───── Exercise data ─────

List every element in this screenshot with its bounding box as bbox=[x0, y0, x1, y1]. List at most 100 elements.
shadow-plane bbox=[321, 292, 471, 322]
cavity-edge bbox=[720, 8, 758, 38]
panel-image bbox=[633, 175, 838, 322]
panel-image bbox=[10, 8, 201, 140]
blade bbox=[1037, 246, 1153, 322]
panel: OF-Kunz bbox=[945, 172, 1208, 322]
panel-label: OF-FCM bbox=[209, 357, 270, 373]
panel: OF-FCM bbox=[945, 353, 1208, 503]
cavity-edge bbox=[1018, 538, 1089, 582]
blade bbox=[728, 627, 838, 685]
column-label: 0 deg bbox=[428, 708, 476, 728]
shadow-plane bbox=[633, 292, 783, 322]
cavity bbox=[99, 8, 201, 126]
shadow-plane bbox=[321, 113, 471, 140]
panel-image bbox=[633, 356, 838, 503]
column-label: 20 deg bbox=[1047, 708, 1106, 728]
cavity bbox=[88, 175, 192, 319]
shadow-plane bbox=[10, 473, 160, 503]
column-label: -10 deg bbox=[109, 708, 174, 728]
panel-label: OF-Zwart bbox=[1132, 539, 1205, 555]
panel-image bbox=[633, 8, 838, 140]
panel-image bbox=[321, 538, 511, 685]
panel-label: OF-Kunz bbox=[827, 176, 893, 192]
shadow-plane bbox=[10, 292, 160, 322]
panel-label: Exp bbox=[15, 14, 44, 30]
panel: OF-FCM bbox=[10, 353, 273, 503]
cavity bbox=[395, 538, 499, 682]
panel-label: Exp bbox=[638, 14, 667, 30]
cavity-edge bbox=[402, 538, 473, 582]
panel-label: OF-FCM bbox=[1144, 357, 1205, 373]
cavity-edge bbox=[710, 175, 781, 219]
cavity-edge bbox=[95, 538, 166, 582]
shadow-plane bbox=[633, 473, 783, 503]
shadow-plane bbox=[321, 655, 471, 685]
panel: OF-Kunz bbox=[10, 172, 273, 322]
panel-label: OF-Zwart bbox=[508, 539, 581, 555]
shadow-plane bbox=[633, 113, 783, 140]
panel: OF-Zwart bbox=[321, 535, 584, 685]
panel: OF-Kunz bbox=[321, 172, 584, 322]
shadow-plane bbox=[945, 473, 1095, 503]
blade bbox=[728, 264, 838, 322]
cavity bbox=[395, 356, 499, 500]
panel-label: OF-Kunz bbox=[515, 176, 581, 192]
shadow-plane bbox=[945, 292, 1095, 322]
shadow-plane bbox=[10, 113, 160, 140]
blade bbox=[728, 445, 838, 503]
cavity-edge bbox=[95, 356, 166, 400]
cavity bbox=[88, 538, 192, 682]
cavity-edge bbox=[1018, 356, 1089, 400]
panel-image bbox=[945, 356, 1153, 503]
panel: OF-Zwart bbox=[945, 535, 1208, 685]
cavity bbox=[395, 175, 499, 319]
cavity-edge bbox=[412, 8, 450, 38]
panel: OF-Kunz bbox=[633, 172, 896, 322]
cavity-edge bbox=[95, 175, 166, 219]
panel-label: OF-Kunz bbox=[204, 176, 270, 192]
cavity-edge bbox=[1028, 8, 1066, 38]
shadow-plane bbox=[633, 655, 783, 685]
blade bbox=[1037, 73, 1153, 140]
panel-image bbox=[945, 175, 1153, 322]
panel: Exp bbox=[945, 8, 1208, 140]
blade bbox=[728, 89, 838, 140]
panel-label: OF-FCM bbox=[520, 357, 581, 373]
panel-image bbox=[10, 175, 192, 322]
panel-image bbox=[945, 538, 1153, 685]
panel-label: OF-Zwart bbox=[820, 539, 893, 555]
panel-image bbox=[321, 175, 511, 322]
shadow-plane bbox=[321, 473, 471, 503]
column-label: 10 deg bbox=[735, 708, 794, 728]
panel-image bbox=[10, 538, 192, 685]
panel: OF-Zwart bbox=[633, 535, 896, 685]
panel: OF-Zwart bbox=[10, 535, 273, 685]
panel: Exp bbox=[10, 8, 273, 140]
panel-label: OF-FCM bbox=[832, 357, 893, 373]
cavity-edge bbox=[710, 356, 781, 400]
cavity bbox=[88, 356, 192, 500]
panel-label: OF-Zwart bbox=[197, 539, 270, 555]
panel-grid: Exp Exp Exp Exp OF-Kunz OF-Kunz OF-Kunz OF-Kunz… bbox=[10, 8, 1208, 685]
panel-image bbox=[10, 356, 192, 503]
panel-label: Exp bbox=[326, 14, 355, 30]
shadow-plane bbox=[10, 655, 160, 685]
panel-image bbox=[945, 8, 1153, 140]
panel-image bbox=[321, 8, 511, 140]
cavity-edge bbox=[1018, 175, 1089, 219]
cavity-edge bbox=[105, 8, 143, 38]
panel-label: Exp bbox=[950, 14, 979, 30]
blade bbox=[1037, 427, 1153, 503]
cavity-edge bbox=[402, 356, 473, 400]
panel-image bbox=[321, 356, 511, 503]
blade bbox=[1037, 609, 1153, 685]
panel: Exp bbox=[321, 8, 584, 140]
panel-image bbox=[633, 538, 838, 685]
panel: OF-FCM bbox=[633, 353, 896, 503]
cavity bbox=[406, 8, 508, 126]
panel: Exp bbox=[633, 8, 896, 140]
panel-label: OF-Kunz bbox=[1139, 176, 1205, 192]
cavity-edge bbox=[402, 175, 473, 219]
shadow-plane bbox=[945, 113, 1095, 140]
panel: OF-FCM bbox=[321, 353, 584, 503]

─────

- _What needs to be done_
Switch every "cavity-edge" in the listing above to "cavity-rim" and reproduce the full listing, leaving everything else unchanged.

- _Result_
List every element in this screenshot with its bounding box as bbox=[x0, y0, x1, y1]. List at most 100 elements.
shadow-plane bbox=[321, 292, 471, 322]
cavity-rim bbox=[720, 8, 758, 38]
panel-image bbox=[633, 175, 838, 322]
panel-image bbox=[10, 8, 201, 140]
blade bbox=[1037, 246, 1153, 322]
panel: OF-Kunz bbox=[945, 172, 1208, 322]
panel-label: OF-FCM bbox=[209, 357, 270, 373]
panel: OF-FCM bbox=[945, 353, 1208, 503]
cavity-rim bbox=[1018, 538, 1089, 582]
blade bbox=[728, 627, 838, 685]
column-label: 0 deg bbox=[428, 708, 476, 728]
shadow-plane bbox=[633, 292, 783, 322]
cavity bbox=[99, 8, 201, 126]
shadow-plane bbox=[321, 113, 471, 140]
panel-image bbox=[633, 356, 838, 503]
column-label: 20 deg bbox=[1047, 708, 1106, 728]
cavity bbox=[88, 175, 192, 319]
shadow-plane bbox=[10, 473, 160, 503]
column-label: -10 deg bbox=[109, 708, 174, 728]
panel-label: OF-Zwart bbox=[1132, 539, 1205, 555]
panel-image bbox=[633, 8, 838, 140]
panel-image bbox=[321, 538, 511, 685]
panel-label: OF-Kunz bbox=[827, 176, 893, 192]
shadow-plane bbox=[10, 292, 160, 322]
panel-label: Exp bbox=[15, 14, 44, 30]
panel: OF-FCM bbox=[10, 353, 273, 503]
cavity bbox=[395, 538, 499, 682]
panel-label: Exp bbox=[638, 14, 667, 30]
cavity-rim bbox=[402, 538, 473, 582]
panel-label: OF-FCM bbox=[1144, 357, 1205, 373]
cavity-rim bbox=[710, 175, 781, 219]
cavity-rim bbox=[95, 538, 166, 582]
shadow-plane bbox=[633, 473, 783, 503]
shadow-plane bbox=[321, 655, 471, 685]
panel: OF-Kunz bbox=[10, 172, 273, 322]
panel-label: OF-Zwart bbox=[508, 539, 581, 555]
shadow-plane bbox=[633, 113, 783, 140]
panel: OF-Zwart bbox=[321, 535, 584, 685]
panel: OF-Kunz bbox=[321, 172, 584, 322]
shadow-plane bbox=[945, 473, 1095, 503]
blade bbox=[728, 264, 838, 322]
cavity bbox=[395, 356, 499, 500]
panel-label: OF-Kunz bbox=[515, 176, 581, 192]
shadow-plane bbox=[945, 292, 1095, 322]
shadow-plane bbox=[10, 113, 160, 140]
blade bbox=[728, 445, 838, 503]
cavity-rim bbox=[95, 356, 166, 400]
cavity bbox=[88, 538, 192, 682]
cavity-rim bbox=[1018, 356, 1089, 400]
panel-image bbox=[945, 356, 1153, 503]
panel: OF-Zwart bbox=[945, 535, 1208, 685]
cavity bbox=[395, 175, 499, 319]
cavity-rim bbox=[412, 8, 450, 38]
panel: OF-Kunz bbox=[633, 172, 896, 322]
cavity-rim bbox=[95, 175, 166, 219]
panel-label: OF-Kunz bbox=[204, 176, 270, 192]
cavity-rim bbox=[1028, 8, 1066, 38]
shadow-plane bbox=[633, 655, 783, 685]
blade bbox=[1037, 73, 1153, 140]
panel-image bbox=[945, 175, 1153, 322]
panel: Exp bbox=[945, 8, 1208, 140]
blade bbox=[728, 89, 838, 140]
panel-label: OF-FCM bbox=[520, 357, 581, 373]
panel-image bbox=[10, 175, 192, 322]
panel-image bbox=[945, 538, 1153, 685]
panel-label: OF-Zwart bbox=[820, 539, 893, 555]
panel-image bbox=[321, 175, 511, 322]
shadow-plane bbox=[321, 473, 471, 503]
column-label: 10 deg bbox=[735, 708, 794, 728]
panel-image bbox=[10, 538, 192, 685]
panel: OF-Zwart bbox=[633, 535, 896, 685]
panel: OF-Zwart bbox=[10, 535, 273, 685]
panel: Exp bbox=[10, 8, 273, 140]
panel-label: OF-FCM bbox=[832, 357, 893, 373]
cavity-rim bbox=[710, 356, 781, 400]
cavity bbox=[88, 356, 192, 500]
panel-label: OF-Zwart bbox=[197, 539, 270, 555]
panel-grid: Exp Exp Exp Exp OF-Kunz OF-Kunz OF-Kunz OF-Kunz… bbox=[10, 8, 1208, 685]
panel-image bbox=[10, 356, 192, 503]
panel-label: Exp bbox=[326, 14, 355, 30]
shadow-plane bbox=[10, 655, 160, 685]
panel-image bbox=[945, 8, 1153, 140]
panel-image bbox=[321, 8, 511, 140]
cavity-rim bbox=[1018, 175, 1089, 219]
cavity-rim bbox=[105, 8, 143, 38]
panel-label: Exp bbox=[950, 14, 979, 30]
blade bbox=[1037, 427, 1153, 503]
cavity-rim bbox=[402, 356, 473, 400]
panel-image bbox=[321, 356, 511, 503]
blade bbox=[1037, 609, 1153, 685]
panel: Exp bbox=[321, 8, 584, 140]
panel-image bbox=[633, 538, 838, 685]
panel: OF-FCM bbox=[633, 353, 896, 503]
cavity bbox=[406, 8, 508, 126]
panel: Exp bbox=[633, 8, 896, 140]
panel-label: OF-Kunz bbox=[1139, 176, 1205, 192]
cavity-rim bbox=[402, 175, 473, 219]
shadow-plane bbox=[945, 113, 1095, 140]
panel: OF-FCM bbox=[321, 353, 584, 503]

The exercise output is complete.